- **SET EXERCISE**: Pull out every line below that holds the word "legend".

- **STORED RECORDS**:
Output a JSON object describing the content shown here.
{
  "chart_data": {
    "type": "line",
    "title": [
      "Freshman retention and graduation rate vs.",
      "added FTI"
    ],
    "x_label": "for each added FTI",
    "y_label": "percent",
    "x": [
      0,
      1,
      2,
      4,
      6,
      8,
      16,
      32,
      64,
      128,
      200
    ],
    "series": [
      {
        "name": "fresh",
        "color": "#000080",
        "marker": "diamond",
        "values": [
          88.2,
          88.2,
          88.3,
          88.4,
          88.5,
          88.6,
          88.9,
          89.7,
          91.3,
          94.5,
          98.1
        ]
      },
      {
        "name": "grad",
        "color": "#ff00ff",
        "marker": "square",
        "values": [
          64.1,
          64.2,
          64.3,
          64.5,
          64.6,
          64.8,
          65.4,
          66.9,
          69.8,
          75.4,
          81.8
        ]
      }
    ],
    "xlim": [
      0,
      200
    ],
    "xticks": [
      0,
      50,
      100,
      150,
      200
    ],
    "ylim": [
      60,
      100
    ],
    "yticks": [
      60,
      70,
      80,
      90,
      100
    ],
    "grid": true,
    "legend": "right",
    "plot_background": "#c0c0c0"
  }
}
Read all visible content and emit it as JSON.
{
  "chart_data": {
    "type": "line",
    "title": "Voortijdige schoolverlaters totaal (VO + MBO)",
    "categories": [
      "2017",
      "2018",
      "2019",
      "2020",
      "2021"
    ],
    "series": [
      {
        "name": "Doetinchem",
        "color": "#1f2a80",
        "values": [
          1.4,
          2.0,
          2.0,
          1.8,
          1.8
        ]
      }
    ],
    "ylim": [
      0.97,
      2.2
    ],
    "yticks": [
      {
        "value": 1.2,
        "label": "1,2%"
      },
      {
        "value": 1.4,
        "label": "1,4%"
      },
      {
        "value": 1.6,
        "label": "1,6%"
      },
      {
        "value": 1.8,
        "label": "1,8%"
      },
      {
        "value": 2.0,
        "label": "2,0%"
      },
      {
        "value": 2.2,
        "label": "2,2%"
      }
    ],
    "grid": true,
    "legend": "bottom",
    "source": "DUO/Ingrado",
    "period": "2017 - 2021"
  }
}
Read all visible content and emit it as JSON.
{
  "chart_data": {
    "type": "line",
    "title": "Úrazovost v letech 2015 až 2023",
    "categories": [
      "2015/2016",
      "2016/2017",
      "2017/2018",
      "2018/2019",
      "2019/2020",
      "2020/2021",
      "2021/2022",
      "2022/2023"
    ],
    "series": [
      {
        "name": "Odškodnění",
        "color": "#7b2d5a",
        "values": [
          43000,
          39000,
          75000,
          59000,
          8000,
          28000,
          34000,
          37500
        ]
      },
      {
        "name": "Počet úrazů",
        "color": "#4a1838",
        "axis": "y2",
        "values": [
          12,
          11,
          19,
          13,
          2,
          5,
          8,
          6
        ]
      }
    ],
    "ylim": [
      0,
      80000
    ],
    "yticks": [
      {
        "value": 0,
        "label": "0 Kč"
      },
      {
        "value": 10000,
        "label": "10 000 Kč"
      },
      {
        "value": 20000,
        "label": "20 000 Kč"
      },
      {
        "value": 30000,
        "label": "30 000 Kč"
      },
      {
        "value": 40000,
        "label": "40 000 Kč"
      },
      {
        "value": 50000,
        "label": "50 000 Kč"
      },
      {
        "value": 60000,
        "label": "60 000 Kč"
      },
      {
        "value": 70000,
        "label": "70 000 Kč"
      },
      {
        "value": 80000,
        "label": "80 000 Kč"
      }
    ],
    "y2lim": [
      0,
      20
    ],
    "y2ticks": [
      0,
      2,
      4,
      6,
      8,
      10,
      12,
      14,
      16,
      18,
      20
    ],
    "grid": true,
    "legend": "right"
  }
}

- **ANSWER TO THE EXERCISE**:
    "legend": "right",
    "legend": "bottom",
    "legend": "right"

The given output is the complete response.